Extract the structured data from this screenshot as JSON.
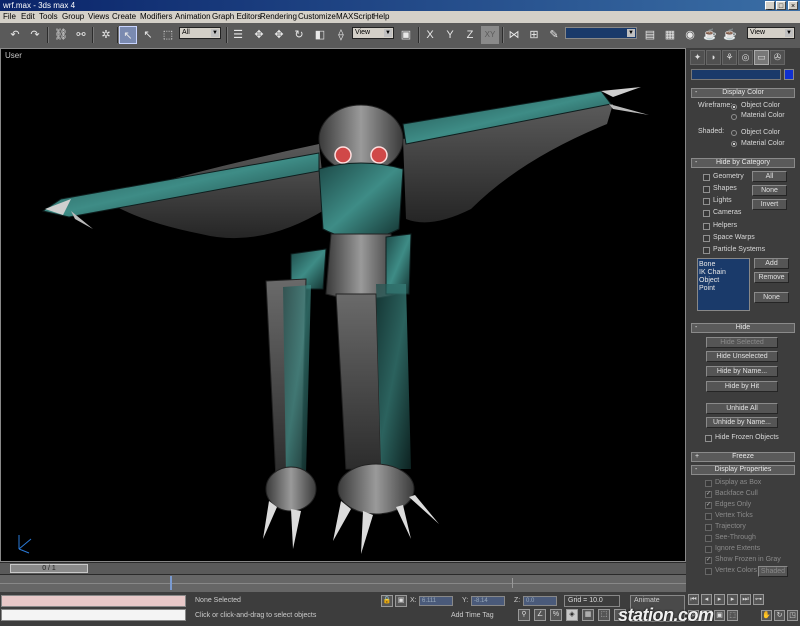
{
  "window": {
    "title": "wrf.max - 3ds max 4"
  },
  "menu": [
    "File",
    "Edit",
    "Tools",
    "Group",
    "Views",
    "Create",
    "Modifiers",
    "Animation",
    "Graph Editors",
    "Rendering",
    "Customize",
    "MAXScript",
    "Help"
  ],
  "toolbar": {
    "selection_filter": "All",
    "ref_coord": "View",
    "axis_x": "X",
    "axis_y": "Y",
    "axis_z": "Z",
    "axis_xy": "XY",
    "render_type": "View"
  },
  "viewport": {
    "label": "User"
  },
  "display_color": {
    "title": "Display Color",
    "wireframe_label": "Wireframe:",
    "shaded_label": "Shaded:",
    "object_color": "Object Color",
    "material_color": "Material Color",
    "wireframe_selected": "Object Color",
    "shaded_selected": "Material Color"
  },
  "hide_by_category": {
    "title": "Hide by Category",
    "categories": [
      "Geometry",
      "Shapes",
      "Lights",
      "Cameras",
      "Helpers",
      "Space Warps",
      "Particle Systems"
    ],
    "buttons": {
      "all": "All",
      "none": "None",
      "invert": "Invert"
    },
    "list_items": [
      "Bone",
      "IK Chain Object",
      "Point"
    ],
    "list_buttons": {
      "add": "Add",
      "remove": "Remove",
      "none": "None"
    }
  },
  "hide": {
    "title": "Hide",
    "buttons": [
      "Hide Selected",
      "Hide Unselected",
      "Hide by Name...",
      "Hide by Hit"
    ],
    "unhide_buttons": [
      "Unhide All",
      "Unhide by Name..."
    ],
    "hide_frozen": "Hide Frozen Objects"
  },
  "freeze": {
    "title": "Freeze",
    "sign": "+"
  },
  "display_properties": {
    "title": "Display Properties",
    "sign": "-",
    "items": [
      {
        "label": "Display as Box",
        "checked": false
      },
      {
        "label": "Backface Cull",
        "checked": true
      },
      {
        "label": "Edges Only",
        "checked": true
      },
      {
        "label": "Vertex Ticks",
        "checked": false
      },
      {
        "label": "Trajectory",
        "checked": false
      },
      {
        "label": "See-Through",
        "checked": false
      },
      {
        "label": "Ignore Extents",
        "checked": false
      },
      {
        "label": "Show Frozen in Gray",
        "checked": true
      },
      {
        "label": "Vertex Colors",
        "checked": false
      }
    ],
    "shaded_button": "Shaded"
  },
  "timeline": {
    "frame": "0 / 1"
  },
  "status": {
    "selection": "None Selected",
    "prompt": "Click or click-and-drag to select objects",
    "x_label": "X:",
    "y_label": "Y:",
    "z_label": "Z:",
    "x_value": "6.111",
    "y_value": "-8.14",
    "z_value": "0.0",
    "grid": "Grid = 10.0",
    "add_time_tag": "Add Time Tag",
    "animate": "Animate"
  },
  "watermark": "station.com",
  "colors": {
    "viewport_bg": "#000000",
    "ui_gray": "#3d3d3d",
    "list_blue": "#1a3a6a",
    "titlebar": "#0a246a"
  }
}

--

**Directions for this task:** Copy the material exactly. Do not include the pictures.

**Output of the exercise:**
Extract the structured data from this screenshot as JSON.
{
  "window": {
    "title": "wrf.max - 3ds max 4"
  },
  "menu": [
    "File",
    "Edit",
    "Tools",
    "Group",
    "Views",
    "Create",
    "Modifiers",
    "Animation",
    "Graph Editors",
    "Rendering",
    "Customize",
    "MAXScript",
    "Help"
  ],
  "toolbar": {
    "selection_filter": "All",
    "ref_coord": "View",
    "axis_x": "X",
    "axis_y": "Y",
    "axis_z": "Z",
    "axis_xy": "XY",
    "render_type": "View"
  },
  "viewport": {
    "label": "User"
  },
  "display_color": {
    "title": "Display Color",
    "wireframe_label": "Wireframe:",
    "shaded_label": "Shaded:",
    "object_color": "Object Color",
    "material_color": "Material Color",
    "wireframe_selected": "Object Color",
    "shaded_selected": "Material Color"
  },
  "hide_by_category": {
    "title": "Hide by Category",
    "categories": [
      "Geometry",
      "Shapes",
      "Lights",
      "Cameras",
      "Helpers",
      "Space Warps",
      "Particle Systems"
    ],
    "buttons": {
      "all": "All",
      "none": "None",
      "invert": "Invert"
    },
    "list_items": [
      "Bone",
      "IK Chain Object",
      "Point"
    ],
    "list_buttons": {
      "add": "Add",
      "remove": "Remove",
      "none": "None"
    }
  },
  "hide": {
    "title": "Hide",
    "buttons": [
      "Hide Selected",
      "Hide Unselected",
      "Hide by Name...",
      "Hide by Hit"
    ],
    "unhide_buttons": [
      "Unhide All",
      "Unhide by Name..."
    ],
    "hide_frozen": "Hide Frozen Objects"
  },
  "freeze": {
    "title": "Freeze",
    "sign": "+"
  },
  "display_properties": {
    "title": "Display Properties",
    "sign": "-",
    "items": [
      {
        "label": "Display as Box",
        "checked": false
      },
      {
        "label": "Backface Cull",
        "checked": true
      },
      {
        "label": "Edges Only",
        "checked": true
      },
      {
        "label": "Vertex Ticks",
        "checked": false
      },
      {
        "label": "Trajectory",
        "checked": false
      },
      {
        "label": "See-Through",
        "checked": false
      },
      {
        "label": "Ignore Extents",
        "checked": false
      },
      {
        "label": "Show Frozen in Gray",
        "checked": true
      },
      {
        "label": "Vertex Colors",
        "checked": false
      }
    ],
    "shaded_button": "Shaded"
  },
  "timeline": {
    "frame": "0 / 1"
  },
  "status": {
    "selection": "None Selected",
    "prompt": "Click or click-and-drag to select objects",
    "x_label": "X:",
    "y_label": "Y:",
    "z_label": "Z:",
    "x_value": "6.111",
    "y_value": "-8.14",
    "z_value": "0.0",
    "grid": "Grid = 10.0",
    "add_time_tag": "Add Time Tag",
    "animate": "Animate"
  },
  "watermark": "station.com",
  "colors": {
    "viewport_bg": "#000000",
    "ui_gray": "#3d3d3d",
    "list_blue": "#1a3a6a",
    "titlebar": "#0a246a"
  }
}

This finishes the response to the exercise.